■ Directive ■
Without the pictures, return all of the material exactly as written.
***
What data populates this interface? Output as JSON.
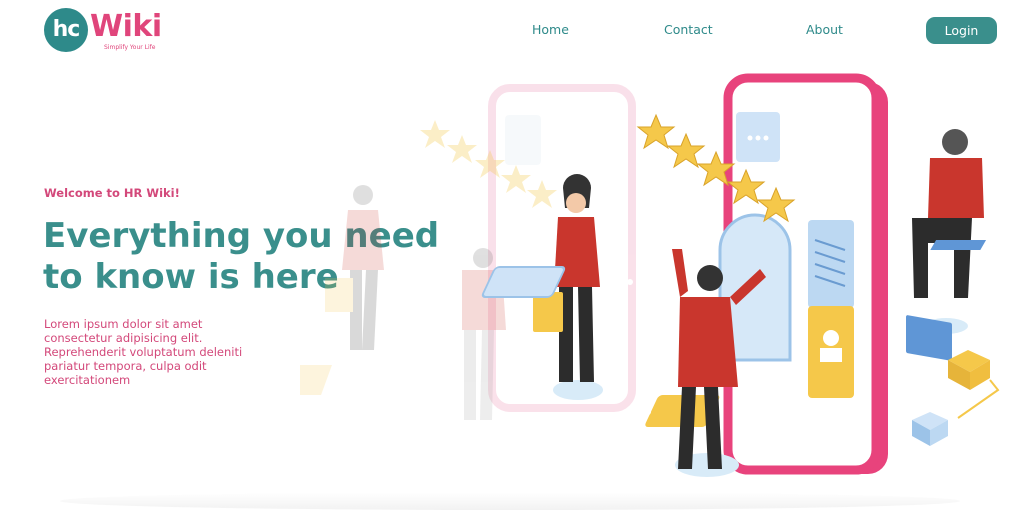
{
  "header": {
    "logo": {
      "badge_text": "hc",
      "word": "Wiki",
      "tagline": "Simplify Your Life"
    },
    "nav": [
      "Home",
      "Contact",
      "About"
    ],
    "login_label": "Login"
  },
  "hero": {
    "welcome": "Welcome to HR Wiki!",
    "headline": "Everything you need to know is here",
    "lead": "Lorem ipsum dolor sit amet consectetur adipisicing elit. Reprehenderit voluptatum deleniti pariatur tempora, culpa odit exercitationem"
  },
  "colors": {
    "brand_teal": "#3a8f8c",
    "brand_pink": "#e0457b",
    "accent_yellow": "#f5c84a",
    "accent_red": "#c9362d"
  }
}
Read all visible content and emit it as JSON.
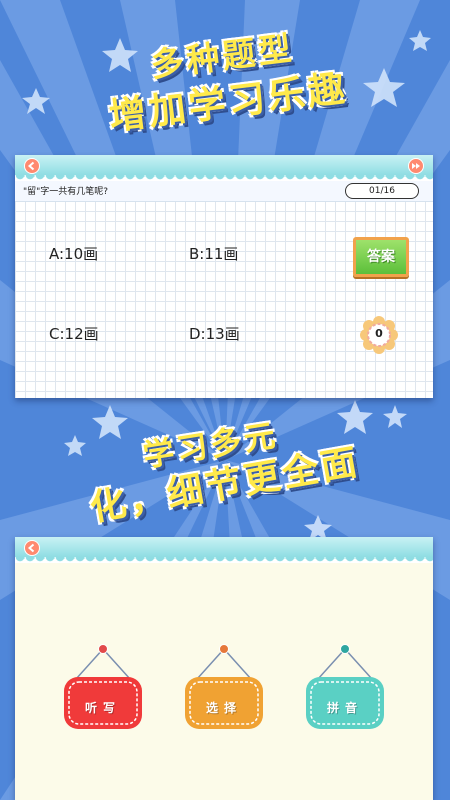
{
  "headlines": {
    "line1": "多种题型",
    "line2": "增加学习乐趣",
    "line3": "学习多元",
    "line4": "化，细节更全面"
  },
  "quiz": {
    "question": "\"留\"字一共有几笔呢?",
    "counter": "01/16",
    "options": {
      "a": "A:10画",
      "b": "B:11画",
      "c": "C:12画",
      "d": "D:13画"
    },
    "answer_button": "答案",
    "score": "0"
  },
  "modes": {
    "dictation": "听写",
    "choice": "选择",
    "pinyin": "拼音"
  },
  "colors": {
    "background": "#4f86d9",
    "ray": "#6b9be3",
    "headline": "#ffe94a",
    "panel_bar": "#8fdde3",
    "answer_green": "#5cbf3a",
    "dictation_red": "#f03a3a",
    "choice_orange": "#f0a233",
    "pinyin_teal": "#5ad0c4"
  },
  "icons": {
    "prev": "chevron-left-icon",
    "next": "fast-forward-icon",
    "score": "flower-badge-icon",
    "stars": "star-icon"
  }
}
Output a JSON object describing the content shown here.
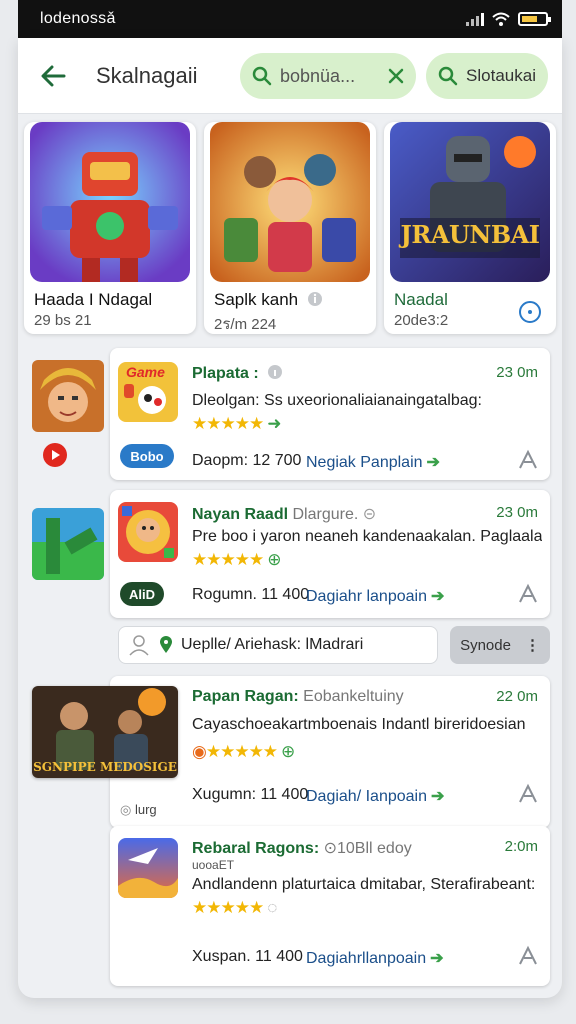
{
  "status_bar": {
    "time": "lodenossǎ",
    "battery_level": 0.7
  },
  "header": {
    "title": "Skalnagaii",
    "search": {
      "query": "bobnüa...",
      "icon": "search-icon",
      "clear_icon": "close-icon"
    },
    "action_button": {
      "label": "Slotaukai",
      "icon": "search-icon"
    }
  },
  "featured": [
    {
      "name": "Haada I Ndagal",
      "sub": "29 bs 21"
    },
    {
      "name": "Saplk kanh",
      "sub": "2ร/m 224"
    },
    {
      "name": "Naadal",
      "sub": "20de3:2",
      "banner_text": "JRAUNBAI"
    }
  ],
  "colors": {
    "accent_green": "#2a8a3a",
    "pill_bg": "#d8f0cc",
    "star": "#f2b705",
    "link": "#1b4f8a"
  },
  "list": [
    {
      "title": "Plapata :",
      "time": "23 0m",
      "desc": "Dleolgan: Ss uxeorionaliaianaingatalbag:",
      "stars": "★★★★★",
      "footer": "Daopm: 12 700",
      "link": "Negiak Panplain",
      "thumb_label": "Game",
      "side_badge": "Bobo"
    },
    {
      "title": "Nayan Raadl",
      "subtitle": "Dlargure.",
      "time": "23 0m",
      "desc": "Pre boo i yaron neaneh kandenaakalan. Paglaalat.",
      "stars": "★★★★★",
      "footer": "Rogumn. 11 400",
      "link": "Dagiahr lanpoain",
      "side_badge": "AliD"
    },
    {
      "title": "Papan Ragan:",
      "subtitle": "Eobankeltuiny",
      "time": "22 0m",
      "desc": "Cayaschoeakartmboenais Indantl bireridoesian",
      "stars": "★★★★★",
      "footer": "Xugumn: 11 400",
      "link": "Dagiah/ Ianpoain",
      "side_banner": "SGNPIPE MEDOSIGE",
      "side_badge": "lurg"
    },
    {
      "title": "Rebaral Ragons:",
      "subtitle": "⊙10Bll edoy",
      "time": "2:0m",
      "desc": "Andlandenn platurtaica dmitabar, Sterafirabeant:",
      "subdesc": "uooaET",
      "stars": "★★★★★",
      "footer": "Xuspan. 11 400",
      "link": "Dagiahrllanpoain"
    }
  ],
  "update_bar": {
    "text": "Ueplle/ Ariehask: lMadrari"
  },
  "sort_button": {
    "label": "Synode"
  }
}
***
■ Solution to this exercise ■
What data populates this interface? Output as JSON.
{
  "header": {
    "logo": {
      "badge_text": "hc",
      "word": "Wiki",
      "tagline": "Simplify Your Life"
    },
    "nav": [
      "Home",
      "Contact",
      "About"
    ],
    "login_label": "Login"
  },
  "hero": {
    "welcome": "Welcome to HR Wiki!",
    "headline": "Everything you need to know is here",
    "lead": "Lorem ipsum dolor sit amet consectetur adipisicing elit. Reprehenderit voluptatum deleniti pariatur tempora, culpa odit exercitationem"
  },
  "colors": {
    "brand_teal": "#3a8f8c",
    "brand_pink": "#e0457b",
    "accent_yellow": "#f5c84a",
    "accent_red": "#c9362d"
  }
}
Read all visible content and emit it as JSON.
{
  "headlines": {
    "line1": "多种题型",
    "line2": "增加学习乐趣",
    "line3": "学习多元",
    "line4": "化，细节更全面"
  },
  "quiz": {
    "question": "\"留\"字一共有几笔呢?",
    "counter": "01/16",
    "options": {
      "a": "A:10画",
      "b": "B:11画",
      "c": "C:12画",
      "d": "D:13画"
    },
    "answer_button": "答案",
    "score": "0"
  },
  "modes": {
    "dictation": "听写",
    "choice": "选择",
    "pinyin": "拼音"
  },
  "colors": {
    "background": "#4f86d9",
    "ray": "#6b9be3",
    "headline": "#ffe94a",
    "panel_bar": "#8fdde3",
    "answer_green": "#5cbf3a",
    "dictation_red": "#f03a3a",
    "choice_orange": "#f0a233",
    "pinyin_teal": "#5ad0c4"
  },
  "icons": {
    "prev": "chevron-left-icon",
    "next": "fast-forward-icon",
    "score": "flower-badge-icon",
    "stars": "star-icon"
  }
}
Output a JSON object describing the content shown here.
{
  "status_bar": {
    "time": "lodenossǎ",
    "battery_level": 0.7
  },
  "header": {
    "title": "Skalnagaii",
    "search": {
      "query": "bobnüa...",
      "icon": "search-icon",
      "clear_icon": "close-icon"
    },
    "action_button": {
      "label": "Slotaukai",
      "icon": "search-icon"
    }
  },
  "featured": [
    {
      "name": "Haada I Ndagal",
      "sub": "29 bs 21"
    },
    {
      "name": "Saplk kanh",
      "sub": "2ร/m 224"
    },
    {
      "name": "Naadal",
      "sub": "20de3:2",
      "banner_text": "JRAUNBAI"
    }
  ],
  "colors": {
    "accent_green": "#2a8a3a",
    "pill_bg": "#d8f0cc",
    "star": "#f2b705",
    "link": "#1b4f8a"
  },
  "list": [
    {
      "title": "Plapata :",
      "time": "23 0m",
      "desc": "Dleolgan: Ss uxeorionaliaianaingatalbag:",
      "stars": "★★★★★",
      "footer": "Daopm: 12 700",
      "link": "Negiak Panplain",
      "thumb_label": "Game",
      "side_badge": "Bobo"
    },
    {
      "title": "Nayan Raadl",
      "subtitle": "Dlargure.",
      "time": "23 0m",
      "desc": "Pre boo i yaron neaneh kandenaakalan. Paglaalat.",
      "stars": "★★★★★",
      "footer": "Rogumn. 11 400",
      "link": "Dagiahr lanpoain",
      "side_badge": "AliD"
    },
    {
      "title": "Papan Ragan:",
      "subtitle": "Eobankeltuiny",
      "time": "22 0m",
      "desc": "Cayaschoeakartmboenais Indantl bireridoesian",
      "stars": "★★★★★",
      "footer": "Xugumn: 11 400",
      "link": "Dagiah/ Ianpoain",
      "side_banner": "SGNPIPE MEDOSIGE",
      "side_badge": "lurg"
    },
    {
      "title": "Rebaral Ragons:",
      "subtitle": "⊙10Bll edoy",
      "time": "2:0m",
      "desc": "Andlandenn platurtaica dmitabar, Sterafirabeant:",
      "subdesc": "uooaET",
      "stars": "★★★★★",
      "footer": "Xuspan. 11 400",
      "link": "Dagiahrllanpoain"
    }
  ],
  "update_bar": {
    "text": "Ueplle/ Ariehask: lMadrari"
  },
  "sort_button": {
    "label": "Synode"
  }
}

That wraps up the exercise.